Material for this exercise:
##############################
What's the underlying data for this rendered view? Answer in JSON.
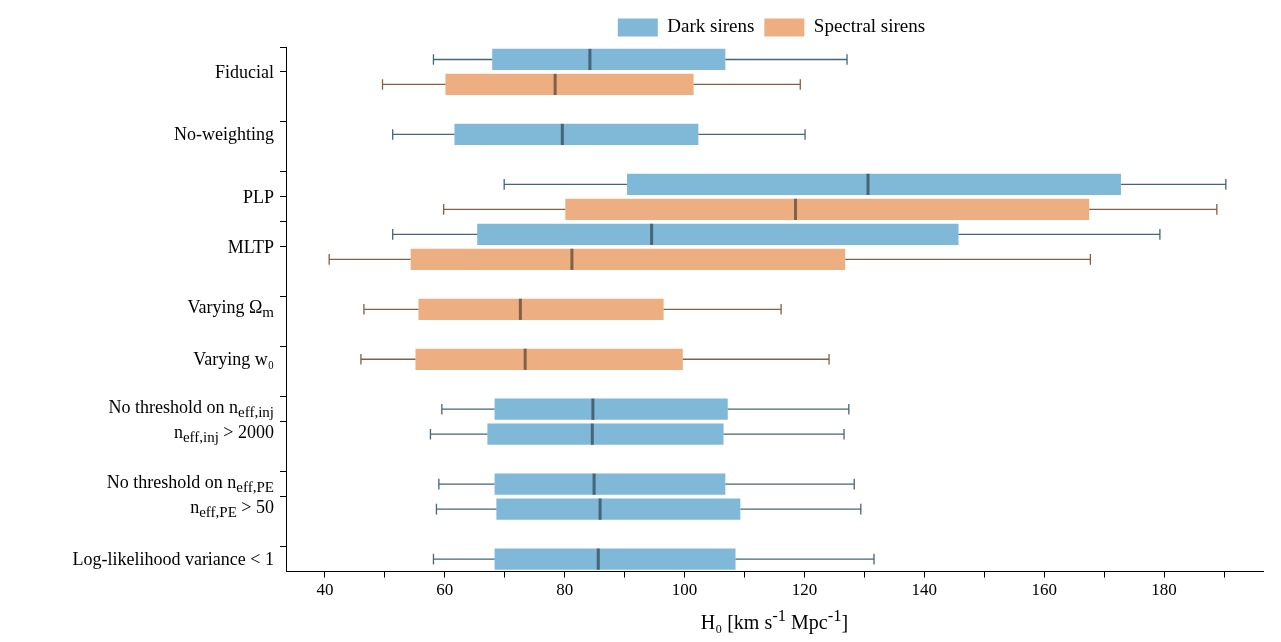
{
  "chart_data": {
    "type": "box",
    "orientation": "horizontal",
    "xlabel": "H₀ [km s$^{-1}$ Mpc$^{-1}$]",
    "categories": [
      "Fiducial",
      "No-weighting",
      "PLP",
      "MLTP",
      "Varying Ω$_{m}$",
      "Varying w₀",
      "No threshold on n$_{eff,inj}$",
      "n$_{eff,inj}$ > 2000",
      "No threshold on n$_{eff,PE}$",
      "n$_{eff,PE}$ > 50",
      "Log-likelihood variance < 1"
    ],
    "series": [
      {
        "name": "Dark sirens",
        "color": "#80b8d8",
        "boxes": [
          {
            "low": 58.1,
            "q1": 67.9,
            "median": 84.2,
            "q3": 106.8,
            "high": 127.1
          },
          {
            "low": 51.3,
            "q1": 61.6,
            "median": 79.6,
            "q3": 102.3,
            "high": 120.1
          },
          {
            "low": 69.9,
            "q1": 90.4,
            "median": 130.6,
            "q3": 172.8,
            "high": 190.3
          },
          {
            "low": 51.3,
            "q1": 65.4,
            "median": 94.5,
            "q3": 145.7,
            "high": 179.3
          },
          null,
          null,
          {
            "low": 59.5,
            "q1": 68.3,
            "median": 84.7,
            "q3": 107.2,
            "high": 127.4
          },
          {
            "low": 57.6,
            "q1": 67.1,
            "median": 84.6,
            "q3": 106.5,
            "high": 126.6
          },
          {
            "low": 59.0,
            "q1": 68.3,
            "median": 84.9,
            "q3": 106.8,
            "high": 128.3
          },
          {
            "low": 58.6,
            "q1": 68.6,
            "median": 85.9,
            "q3": 109.3,
            "high": 129.4
          },
          {
            "low": 58.1,
            "q1": 68.3,
            "median": 85.6,
            "q3": 108.5,
            "high": 131.6
          }
        ]
      },
      {
        "name": "Spectral sirens",
        "color": "#edae82",
        "boxes": [
          {
            "low": 49.6,
            "q1": 60.1,
            "median": 78.4,
            "q3": 101.5,
            "high": 119.3
          },
          null,
          {
            "low": 59.8,
            "q1": 80.1,
            "median": 118.5,
            "q3": 167.5,
            "high": 188.8
          },
          {
            "low": 40.7,
            "q1": 54.3,
            "median": 81.2,
            "q3": 126.8,
            "high": 167.7
          },
          {
            "low": 46.5,
            "q1": 55.6,
            "median": 72.6,
            "q3": 96.5,
            "high": 116.1
          },
          {
            "low": 46.0,
            "q1": 55.1,
            "median": 73.4,
            "q3": 99.7,
            "high": 124.1
          },
          null,
          null,
          null,
          null,
          null
        ]
      }
    ],
    "xlim": [
      33.5,
      196.5
    ],
    "xticks": [
      40,
      {
        "value": 50,
        "label": null
      },
      60,
      {
        "value": 70,
        "label": null
      },
      80,
      {
        "value": 90,
        "label": null
      },
      100,
      {
        "value": 110,
        "label": null
      },
      120,
      {
        "value": 130,
        "label": null
      },
      140,
      {
        "value": 150,
        "label": null
      },
      160,
      {
        "value": 170,
        "label": null
      },
      180,
      {
        "value": 190,
        "label": null
      }
    ],
    "legend": "top",
    "grid": false
  }
}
##############################
Work required: Give the number of lines in the listing above that contain "sirens", and nothing else.

Expected answer: 2